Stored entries
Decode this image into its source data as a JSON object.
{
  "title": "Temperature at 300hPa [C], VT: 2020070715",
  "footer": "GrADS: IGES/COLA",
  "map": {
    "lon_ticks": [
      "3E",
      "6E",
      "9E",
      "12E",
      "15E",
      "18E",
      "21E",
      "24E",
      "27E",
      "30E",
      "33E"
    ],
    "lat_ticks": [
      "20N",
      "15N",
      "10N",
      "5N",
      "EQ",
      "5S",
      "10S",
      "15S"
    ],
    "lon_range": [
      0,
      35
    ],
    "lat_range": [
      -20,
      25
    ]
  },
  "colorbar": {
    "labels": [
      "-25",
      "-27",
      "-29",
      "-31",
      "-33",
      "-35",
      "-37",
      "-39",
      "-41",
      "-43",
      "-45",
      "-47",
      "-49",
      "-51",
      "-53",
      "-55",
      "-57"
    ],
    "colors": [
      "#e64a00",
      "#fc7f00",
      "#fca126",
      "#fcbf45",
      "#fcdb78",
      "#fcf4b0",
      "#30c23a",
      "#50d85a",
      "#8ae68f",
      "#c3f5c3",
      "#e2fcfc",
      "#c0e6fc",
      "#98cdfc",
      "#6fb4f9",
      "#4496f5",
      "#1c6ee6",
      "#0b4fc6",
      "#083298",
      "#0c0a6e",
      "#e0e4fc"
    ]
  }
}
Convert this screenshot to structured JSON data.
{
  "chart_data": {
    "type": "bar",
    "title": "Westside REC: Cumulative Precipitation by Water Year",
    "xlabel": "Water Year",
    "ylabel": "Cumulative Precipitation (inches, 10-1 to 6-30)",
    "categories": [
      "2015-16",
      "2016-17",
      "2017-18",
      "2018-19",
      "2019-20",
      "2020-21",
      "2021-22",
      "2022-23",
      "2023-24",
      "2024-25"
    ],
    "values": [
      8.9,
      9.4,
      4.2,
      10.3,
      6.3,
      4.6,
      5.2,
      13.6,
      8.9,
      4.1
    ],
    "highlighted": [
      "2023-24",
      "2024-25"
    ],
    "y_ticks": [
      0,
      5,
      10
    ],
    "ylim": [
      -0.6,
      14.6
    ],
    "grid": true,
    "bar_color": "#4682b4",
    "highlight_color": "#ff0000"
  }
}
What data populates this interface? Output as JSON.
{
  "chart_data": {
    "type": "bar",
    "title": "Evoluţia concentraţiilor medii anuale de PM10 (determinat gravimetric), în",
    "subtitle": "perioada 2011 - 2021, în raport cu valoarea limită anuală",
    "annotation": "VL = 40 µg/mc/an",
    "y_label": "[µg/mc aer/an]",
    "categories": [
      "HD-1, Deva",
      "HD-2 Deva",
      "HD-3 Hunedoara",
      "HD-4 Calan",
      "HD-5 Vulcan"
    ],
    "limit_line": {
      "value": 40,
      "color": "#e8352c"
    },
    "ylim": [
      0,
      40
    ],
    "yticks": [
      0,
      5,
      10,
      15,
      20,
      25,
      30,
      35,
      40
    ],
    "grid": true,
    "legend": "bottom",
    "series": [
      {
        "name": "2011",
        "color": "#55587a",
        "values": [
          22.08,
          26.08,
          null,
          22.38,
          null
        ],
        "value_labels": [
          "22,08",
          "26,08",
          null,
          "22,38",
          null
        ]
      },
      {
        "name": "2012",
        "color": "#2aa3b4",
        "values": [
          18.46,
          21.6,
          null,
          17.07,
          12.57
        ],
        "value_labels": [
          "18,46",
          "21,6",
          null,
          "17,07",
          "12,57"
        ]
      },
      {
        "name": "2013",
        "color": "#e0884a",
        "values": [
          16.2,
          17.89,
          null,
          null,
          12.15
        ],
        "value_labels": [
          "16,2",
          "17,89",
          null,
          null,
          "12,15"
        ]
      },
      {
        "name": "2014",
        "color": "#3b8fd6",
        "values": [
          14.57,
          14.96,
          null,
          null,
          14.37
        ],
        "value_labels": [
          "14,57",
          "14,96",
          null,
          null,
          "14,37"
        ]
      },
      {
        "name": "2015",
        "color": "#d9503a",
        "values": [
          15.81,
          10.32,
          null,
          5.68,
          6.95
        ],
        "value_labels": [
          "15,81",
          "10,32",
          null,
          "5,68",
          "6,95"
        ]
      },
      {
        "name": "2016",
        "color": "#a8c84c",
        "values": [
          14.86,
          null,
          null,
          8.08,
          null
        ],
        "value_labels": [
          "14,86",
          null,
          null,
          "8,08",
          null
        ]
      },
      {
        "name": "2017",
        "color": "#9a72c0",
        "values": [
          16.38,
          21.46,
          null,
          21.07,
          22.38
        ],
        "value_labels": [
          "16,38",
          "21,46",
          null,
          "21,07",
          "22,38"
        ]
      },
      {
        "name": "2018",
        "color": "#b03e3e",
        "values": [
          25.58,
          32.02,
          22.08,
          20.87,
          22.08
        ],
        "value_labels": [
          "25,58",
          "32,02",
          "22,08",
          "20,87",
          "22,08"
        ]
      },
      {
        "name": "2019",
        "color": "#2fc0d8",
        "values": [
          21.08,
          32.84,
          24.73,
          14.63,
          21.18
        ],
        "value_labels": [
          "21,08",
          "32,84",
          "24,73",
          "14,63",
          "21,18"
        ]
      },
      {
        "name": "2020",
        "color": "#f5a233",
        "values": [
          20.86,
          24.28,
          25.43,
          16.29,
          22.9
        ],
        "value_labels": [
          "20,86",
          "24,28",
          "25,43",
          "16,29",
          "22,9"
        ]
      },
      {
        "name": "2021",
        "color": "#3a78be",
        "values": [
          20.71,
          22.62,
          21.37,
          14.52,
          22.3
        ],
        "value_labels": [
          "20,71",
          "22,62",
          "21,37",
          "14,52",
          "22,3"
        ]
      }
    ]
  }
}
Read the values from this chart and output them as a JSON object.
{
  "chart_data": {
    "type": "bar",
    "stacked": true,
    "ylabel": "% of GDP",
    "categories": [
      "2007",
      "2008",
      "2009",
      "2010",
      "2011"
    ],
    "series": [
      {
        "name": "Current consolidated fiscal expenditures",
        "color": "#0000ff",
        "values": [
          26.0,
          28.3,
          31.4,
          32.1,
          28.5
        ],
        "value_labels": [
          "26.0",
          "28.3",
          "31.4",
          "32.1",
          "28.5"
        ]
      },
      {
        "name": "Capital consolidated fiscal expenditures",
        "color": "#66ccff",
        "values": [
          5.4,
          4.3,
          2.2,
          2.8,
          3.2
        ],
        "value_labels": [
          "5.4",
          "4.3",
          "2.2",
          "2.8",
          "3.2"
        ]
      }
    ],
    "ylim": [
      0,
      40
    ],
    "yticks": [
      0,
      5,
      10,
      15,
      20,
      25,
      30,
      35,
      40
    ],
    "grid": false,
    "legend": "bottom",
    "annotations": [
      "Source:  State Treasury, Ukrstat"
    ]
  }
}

*Task details*
Can you give every line above again, exactly as written?

*Written reply*
Decode this image into its source data as a JSON object.
{
  "title": "Temperature at 300hPa [C], VT: 2020070715",
  "footer": "GrADS: IGES/COLA",
  "map": {
    "lon_ticks": [
      "3E",
      "6E",
      "9E",
      "12E",
      "15E",
      "18E",
      "21E",
      "24E",
      "27E",
      "30E",
      "33E"
    ],
    "lat_ticks": [
      "20N",
      "15N",
      "10N",
      "5N",
      "EQ",
      "5S",
      "10S",
      "15S"
    ],
    "lon_range": [
      0,
      35
    ],
    "lat_range": [
      -20,
      25
    ]
  },
  "colorbar": {
    "labels": [
      "-25",
      "-27",
      "-29",
      "-31",
      "-33",
      "-35",
      "-37",
      "-39",
      "-41",
      "-43",
      "-45",
      "-47",
      "-49",
      "-51",
      "-53",
      "-55",
      "-57"
    ],
    "colors": [
      "#e64a00",
      "#fc7f00",
      "#fca126",
      "#fcbf45",
      "#fcdb78",
      "#fcf4b0",
      "#30c23a",
      "#50d85a",
      "#8ae68f",
      "#c3f5c3",
      "#e2fcfc",
      "#c0e6fc",
      "#98cdfc",
      "#6fb4f9",
      "#4496f5",
      "#1c6ee6",
      "#0b4fc6",
      "#083298",
      "#0c0a6e",
      "#e0e4fc"
    ]
  }
}
Convert this screenshot to structured JSON data.
{
  "chart_data": {
    "type": "bar",
    "title": "Westside REC: Cumulative Precipitation by Water Year",
    "xlabel": "Water Year",
    "ylabel": "Cumulative Precipitation (inches, 10-1 to 6-30)",
    "categories": [
      "2015-16",
      "2016-17",
      "2017-18",
      "2018-19",
      "2019-20",
      "2020-21",
      "2021-22",
      "2022-23",
      "2023-24",
      "2024-25"
    ],
    "values": [
      8.9,
      9.4,
      4.2,
      10.3,
      6.3,
      4.6,
      5.2,
      13.6,
      8.9,
      4.1
    ],
    "highlighted": [
      "2023-24",
      "2024-25"
    ],
    "y_ticks": [
      0,
      5,
      10
    ],
    "ylim": [
      -0.6,
      14.6
    ],
    "grid": true,
    "bar_color": "#4682b4",
    "highlight_color": "#ff0000"
  }
}
What data populates this interface? Output as JSON.
{
  "chart_data": {
    "type": "bar",
    "title": "Evoluţia concentraţiilor medii anuale de PM10 (determinat gravimetric), în",
    "subtitle": "perioada 2011 - 2021, în raport cu valoarea limită anuală",
    "annotation": "VL = 40 µg/mc/an",
    "y_label": "[µg/mc aer/an]",
    "categories": [
      "HD-1, Deva",
      "HD-2 Deva",
      "HD-3 Hunedoara",
      "HD-4 Calan",
      "HD-5 Vulcan"
    ],
    "limit_line": {
      "value": 40,
      "color": "#e8352c"
    },
    "ylim": [
      0,
      40
    ],
    "yticks": [
      0,
      5,
      10,
      15,
      20,
      25,
      30,
      35,
      40
    ],
    "grid": true,
    "legend": "bottom",
    "series": [
      {
        "name": "2011",
        "color": "#55587a",
        "values": [
          22.08,
          26.08,
          null,
          22.38,
          null
        ],
        "value_labels": [
          "22,08",
          "26,08",
          null,
          "22,38",
          null
        ]
      },
      {
        "name": "2012",
        "color": "#2aa3b4",
        "values": [
          18.46,
          21.6,
          null,
          17.07,
          12.57
        ],
        "value_labels": [
          "18,46",
          "21,6",
          null,
          "17,07",
          "12,57"
        ]
      },
      {
        "name": "2013",
        "color": "#e0884a",
        "values": [
          16.2,
          17.89,
          null,
          null,
          12.15
        ],
        "value_labels": [
          "16,2",
          "17,89",
          null,
          null,
          "12,15"
        ]
      },
      {
        "name": "2014",
        "color": "#3b8fd6",
        "values": [
          14.57,
          14.96,
          null,
          null,
          14.37
        ],
        "value_labels": [
          "14,57",
          "14,96",
          null,
          null,
          "14,37"
        ]
      },
      {
        "name": "2015",
        "color": "#d9503a",
        "values": [
          15.81,
          10.32,
          null,
          5.68,
          6.95
        ],
        "value_labels": [
          "15,81",
          "10,32",
          null,
          "5,68",
          "6,95"
        ]
      },
      {
        "name": "2016",
        "color": "#a8c84c",
        "values": [
          14.86,
          null,
          null,
          8.08,
          null
        ],
        "value_labels": [
          "14,86",
          null,
          null,
          "8,08",
          null
        ]
      },
      {
        "name": "2017",
        "color": "#9a72c0",
        "values": [
          16.38,
          21.46,
          null,
          21.07,
          22.38
        ],
        "value_labels": [
          "16,38",
          "21,46",
          null,
          "21,07",
          "22,38"
        ]
      },
      {
        "name": "2018",
        "color": "#b03e3e",
        "values": [
          25.58,
          32.02,
          22.08,
          20.87,
          22.08
        ],
        "value_labels": [
          "25,58",
          "32,02",
          "22,08",
          "20,87",
          "22,08"
        ]
      },
      {
        "name": "2019",
        "color": "#2fc0d8",
        "values": [
          21.08,
          32.84,
          24.73,
          14.63,
          21.18
        ],
        "value_labels": [
          "21,08",
          "32,84",
          "24,73",
          "14,63",
          "21,18"
        ]
      },
      {
        "name": "2020",
        "color": "#f5a233",
        "values": [
          20.86,
          24.28,
          25.43,
          16.29,
          22.9
        ],
        "value_labels": [
          "20,86",
          "24,28",
          "25,43",
          "16,29",
          "22,9"
        ]
      },
      {
        "name": "2021",
        "color": "#3a78be",
        "values": [
          20.71,
          22.62,
          21.37,
          14.52,
          22.3
        ],
        "value_labels": [
          "20,71",
          "22,62",
          "21,37",
          "14,52",
          "22,3"
        ]
      }
    ]
  }
}
Read the values from this chart and output them as a JSON object.
{
  "chart_data": {
    "type": "bar",
    "stacked": true,
    "ylabel": "% of GDP",
    "categories": [
      "2007",
      "2008",
      "2009",
      "2010",
      "2011"
    ],
    "series": [
      {
        "name": "Current consolidated fiscal expenditures",
        "color": "#0000ff",
        "values": [
          26.0,
          28.3,
          31.4,
          32.1,
          28.5
        ],
        "value_labels": [
          "26.0",
          "28.3",
          "31.4",
          "32.1",
          "28.5"
        ]
      },
      {
        "name": "Capital consolidated fiscal expenditures",
        "color": "#66ccff",
        "values": [
          5.4,
          4.3,
          2.2,
          2.8,
          3.2
        ],
        "value_labels": [
          "5.4",
          "4.3",
          "2.2",
          "2.8",
          "3.2"
        ]
      }
    ],
    "ylim": [
      0,
      40
    ],
    "yticks": [
      0,
      5,
      10,
      15,
      20,
      25,
      30,
      35,
      40
    ],
    "grid": false,
    "legend": "bottom",
    "annotations": [
      "Source:  State Treasury, Ukrstat"
    ]
  }
}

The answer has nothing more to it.